(Figure dataset records)
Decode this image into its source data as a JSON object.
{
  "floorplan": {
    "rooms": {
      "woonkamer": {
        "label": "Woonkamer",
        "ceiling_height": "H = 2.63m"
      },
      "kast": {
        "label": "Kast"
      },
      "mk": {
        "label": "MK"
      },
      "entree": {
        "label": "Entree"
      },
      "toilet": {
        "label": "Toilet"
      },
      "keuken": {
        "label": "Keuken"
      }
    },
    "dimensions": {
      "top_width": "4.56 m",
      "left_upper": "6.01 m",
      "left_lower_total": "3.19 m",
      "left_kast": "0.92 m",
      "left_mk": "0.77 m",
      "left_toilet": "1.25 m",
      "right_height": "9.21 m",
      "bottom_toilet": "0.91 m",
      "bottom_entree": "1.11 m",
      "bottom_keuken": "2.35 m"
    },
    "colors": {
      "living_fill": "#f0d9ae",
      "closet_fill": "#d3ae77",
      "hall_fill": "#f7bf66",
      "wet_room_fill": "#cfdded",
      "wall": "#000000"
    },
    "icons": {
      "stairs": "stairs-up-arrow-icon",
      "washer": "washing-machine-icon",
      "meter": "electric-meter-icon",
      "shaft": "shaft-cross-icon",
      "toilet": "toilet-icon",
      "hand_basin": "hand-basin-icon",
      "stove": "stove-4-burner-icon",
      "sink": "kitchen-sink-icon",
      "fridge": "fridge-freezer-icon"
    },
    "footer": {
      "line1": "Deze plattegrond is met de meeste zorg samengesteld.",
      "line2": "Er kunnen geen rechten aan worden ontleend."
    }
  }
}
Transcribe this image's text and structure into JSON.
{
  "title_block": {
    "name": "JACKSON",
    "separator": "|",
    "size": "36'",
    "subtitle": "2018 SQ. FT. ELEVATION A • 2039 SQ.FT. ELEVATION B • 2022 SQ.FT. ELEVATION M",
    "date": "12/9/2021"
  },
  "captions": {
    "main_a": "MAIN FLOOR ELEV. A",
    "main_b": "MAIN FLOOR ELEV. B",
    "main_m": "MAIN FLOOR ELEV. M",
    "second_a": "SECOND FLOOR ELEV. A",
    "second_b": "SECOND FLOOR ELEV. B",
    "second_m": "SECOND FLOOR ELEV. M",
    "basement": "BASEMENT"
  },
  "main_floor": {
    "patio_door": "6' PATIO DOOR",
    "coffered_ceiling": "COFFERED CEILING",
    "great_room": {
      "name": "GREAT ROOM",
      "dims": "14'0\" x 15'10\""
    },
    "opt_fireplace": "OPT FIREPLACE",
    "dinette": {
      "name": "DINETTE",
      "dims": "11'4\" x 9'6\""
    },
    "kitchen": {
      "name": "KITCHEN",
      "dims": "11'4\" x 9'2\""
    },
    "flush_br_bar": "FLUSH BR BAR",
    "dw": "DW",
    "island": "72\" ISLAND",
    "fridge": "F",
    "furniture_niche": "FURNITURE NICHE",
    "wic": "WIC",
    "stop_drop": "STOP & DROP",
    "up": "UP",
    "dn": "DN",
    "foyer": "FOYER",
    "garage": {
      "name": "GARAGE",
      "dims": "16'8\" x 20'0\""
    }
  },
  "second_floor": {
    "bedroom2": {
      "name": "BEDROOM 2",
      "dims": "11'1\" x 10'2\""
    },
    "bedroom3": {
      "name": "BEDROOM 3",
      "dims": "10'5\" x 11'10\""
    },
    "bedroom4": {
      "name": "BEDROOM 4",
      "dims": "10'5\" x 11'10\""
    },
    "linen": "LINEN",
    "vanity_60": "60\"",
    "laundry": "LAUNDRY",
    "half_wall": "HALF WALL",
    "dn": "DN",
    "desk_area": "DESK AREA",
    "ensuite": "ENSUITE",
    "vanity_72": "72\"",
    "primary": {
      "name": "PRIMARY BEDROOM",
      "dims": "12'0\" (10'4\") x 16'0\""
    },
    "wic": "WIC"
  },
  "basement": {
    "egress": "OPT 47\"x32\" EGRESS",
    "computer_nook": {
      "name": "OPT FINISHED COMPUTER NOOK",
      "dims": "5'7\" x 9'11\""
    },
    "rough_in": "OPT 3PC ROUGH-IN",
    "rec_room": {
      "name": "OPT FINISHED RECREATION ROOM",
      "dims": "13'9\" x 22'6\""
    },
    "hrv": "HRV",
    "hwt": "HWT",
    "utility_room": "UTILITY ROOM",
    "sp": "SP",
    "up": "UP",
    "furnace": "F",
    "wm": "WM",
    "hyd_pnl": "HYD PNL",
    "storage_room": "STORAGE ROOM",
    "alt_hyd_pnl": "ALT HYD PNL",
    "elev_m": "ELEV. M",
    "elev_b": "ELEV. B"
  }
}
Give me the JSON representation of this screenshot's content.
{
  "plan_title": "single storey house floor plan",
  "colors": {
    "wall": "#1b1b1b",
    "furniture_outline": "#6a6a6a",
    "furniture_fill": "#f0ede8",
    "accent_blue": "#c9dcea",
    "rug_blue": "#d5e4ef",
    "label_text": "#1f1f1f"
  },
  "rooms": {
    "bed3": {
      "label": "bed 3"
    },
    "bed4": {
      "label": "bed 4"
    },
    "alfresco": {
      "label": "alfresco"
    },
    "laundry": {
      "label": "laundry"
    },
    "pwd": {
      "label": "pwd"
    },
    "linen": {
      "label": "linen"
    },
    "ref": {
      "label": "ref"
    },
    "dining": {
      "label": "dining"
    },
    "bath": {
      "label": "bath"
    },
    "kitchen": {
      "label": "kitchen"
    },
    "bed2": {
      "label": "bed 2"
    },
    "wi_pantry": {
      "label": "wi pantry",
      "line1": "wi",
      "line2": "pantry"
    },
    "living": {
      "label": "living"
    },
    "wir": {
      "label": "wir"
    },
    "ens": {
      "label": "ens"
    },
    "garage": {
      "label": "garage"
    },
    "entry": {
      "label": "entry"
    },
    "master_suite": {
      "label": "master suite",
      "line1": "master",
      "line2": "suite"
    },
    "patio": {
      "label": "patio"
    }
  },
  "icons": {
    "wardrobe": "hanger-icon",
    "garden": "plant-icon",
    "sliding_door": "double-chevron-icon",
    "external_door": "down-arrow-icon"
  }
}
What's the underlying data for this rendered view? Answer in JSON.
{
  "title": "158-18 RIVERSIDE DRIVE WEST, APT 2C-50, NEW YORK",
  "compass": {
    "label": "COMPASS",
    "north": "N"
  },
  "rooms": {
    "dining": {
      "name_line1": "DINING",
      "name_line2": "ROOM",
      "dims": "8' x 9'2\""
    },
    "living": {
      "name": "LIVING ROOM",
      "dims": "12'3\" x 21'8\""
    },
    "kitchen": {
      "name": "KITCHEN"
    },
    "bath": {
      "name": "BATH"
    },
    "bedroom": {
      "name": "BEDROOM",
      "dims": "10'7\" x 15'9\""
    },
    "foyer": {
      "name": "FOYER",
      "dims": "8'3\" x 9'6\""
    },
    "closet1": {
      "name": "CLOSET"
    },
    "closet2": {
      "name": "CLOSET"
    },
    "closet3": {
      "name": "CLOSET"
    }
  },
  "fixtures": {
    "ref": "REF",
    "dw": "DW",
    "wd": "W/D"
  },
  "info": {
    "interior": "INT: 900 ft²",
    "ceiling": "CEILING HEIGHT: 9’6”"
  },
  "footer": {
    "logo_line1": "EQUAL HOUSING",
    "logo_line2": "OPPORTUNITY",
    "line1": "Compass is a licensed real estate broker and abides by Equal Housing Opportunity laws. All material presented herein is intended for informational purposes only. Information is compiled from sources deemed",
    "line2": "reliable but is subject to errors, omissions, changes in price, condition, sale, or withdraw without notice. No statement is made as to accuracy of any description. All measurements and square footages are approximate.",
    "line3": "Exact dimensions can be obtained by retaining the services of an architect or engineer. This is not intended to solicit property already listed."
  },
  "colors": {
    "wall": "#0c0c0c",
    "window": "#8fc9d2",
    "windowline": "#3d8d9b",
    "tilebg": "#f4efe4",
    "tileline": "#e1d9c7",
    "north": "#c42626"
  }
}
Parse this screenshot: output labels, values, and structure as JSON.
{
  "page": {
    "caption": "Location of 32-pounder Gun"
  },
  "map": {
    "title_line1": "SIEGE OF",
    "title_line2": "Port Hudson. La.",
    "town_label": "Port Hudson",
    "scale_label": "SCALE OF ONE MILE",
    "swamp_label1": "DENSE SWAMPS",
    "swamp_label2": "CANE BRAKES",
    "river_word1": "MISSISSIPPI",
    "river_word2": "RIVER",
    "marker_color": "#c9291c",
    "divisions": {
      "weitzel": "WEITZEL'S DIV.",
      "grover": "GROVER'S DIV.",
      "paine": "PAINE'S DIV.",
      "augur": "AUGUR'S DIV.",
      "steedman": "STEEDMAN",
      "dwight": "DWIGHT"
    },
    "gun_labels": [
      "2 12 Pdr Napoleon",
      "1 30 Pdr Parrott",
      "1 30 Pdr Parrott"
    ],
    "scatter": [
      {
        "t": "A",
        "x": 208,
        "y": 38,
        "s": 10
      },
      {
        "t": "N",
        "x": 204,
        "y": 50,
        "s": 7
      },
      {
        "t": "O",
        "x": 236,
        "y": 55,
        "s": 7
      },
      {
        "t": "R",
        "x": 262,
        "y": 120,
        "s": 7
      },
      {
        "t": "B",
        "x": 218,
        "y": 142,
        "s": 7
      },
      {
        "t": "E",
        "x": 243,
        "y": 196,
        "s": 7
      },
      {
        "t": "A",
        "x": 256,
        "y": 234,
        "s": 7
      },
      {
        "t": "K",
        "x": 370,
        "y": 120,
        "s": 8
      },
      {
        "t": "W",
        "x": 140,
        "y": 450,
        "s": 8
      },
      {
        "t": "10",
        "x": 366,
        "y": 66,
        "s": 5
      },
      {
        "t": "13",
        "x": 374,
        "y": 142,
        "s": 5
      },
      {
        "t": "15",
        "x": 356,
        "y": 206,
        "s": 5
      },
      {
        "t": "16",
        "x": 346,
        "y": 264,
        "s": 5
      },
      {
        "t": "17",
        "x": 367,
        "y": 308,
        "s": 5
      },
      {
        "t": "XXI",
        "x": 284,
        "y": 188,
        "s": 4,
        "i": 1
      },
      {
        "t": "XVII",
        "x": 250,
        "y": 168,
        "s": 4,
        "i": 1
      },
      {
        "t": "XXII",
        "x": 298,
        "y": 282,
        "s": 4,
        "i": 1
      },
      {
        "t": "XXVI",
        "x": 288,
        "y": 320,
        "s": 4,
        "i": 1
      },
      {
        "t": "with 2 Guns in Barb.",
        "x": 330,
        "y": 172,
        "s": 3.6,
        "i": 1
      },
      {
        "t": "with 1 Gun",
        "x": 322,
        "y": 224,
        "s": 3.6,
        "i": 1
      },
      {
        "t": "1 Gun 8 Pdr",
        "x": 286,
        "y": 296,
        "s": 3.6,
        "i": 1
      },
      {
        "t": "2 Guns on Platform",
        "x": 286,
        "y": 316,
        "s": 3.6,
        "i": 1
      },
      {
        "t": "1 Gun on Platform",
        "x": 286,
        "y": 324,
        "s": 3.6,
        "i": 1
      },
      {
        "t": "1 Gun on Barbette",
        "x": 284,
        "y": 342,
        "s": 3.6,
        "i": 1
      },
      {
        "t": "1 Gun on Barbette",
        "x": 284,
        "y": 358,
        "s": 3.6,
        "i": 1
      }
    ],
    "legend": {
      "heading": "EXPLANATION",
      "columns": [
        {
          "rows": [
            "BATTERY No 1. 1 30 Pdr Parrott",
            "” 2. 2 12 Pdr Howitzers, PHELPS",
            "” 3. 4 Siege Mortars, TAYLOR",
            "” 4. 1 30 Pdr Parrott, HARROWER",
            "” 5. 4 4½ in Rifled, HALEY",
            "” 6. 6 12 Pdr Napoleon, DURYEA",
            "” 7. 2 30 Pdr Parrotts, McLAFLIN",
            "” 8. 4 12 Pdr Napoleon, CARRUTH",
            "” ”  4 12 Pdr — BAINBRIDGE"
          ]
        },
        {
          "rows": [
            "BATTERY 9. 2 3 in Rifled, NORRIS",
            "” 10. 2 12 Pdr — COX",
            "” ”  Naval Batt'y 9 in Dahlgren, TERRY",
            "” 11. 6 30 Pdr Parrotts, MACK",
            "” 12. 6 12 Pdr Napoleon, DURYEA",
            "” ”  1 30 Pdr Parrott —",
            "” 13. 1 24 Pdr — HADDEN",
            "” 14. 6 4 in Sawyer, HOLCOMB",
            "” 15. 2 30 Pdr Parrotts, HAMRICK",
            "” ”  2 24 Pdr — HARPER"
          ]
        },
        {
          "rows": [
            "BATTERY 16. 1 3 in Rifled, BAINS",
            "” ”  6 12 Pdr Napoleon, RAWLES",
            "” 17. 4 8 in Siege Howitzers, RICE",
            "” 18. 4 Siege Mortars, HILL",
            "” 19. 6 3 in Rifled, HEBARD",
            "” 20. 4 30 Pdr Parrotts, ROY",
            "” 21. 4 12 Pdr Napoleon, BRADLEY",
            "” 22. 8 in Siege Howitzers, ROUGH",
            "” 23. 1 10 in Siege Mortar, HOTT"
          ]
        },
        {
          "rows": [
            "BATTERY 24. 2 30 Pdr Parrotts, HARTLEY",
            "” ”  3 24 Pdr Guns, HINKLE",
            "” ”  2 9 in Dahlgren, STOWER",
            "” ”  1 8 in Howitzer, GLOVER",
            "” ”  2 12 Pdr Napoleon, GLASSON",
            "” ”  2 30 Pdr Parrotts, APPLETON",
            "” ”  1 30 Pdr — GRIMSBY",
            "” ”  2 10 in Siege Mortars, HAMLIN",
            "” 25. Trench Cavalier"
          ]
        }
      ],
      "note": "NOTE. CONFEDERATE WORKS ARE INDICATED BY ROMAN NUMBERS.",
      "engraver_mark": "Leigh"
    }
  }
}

## CHALLENGE:
Show the lines of the material that contain the word "FINISHED".

## COMPLETE ANSWER:
      "name": "OPT FINISHED COMPUTER NOOK",
      "name": "OPT FINISHED RECREATION ROOM",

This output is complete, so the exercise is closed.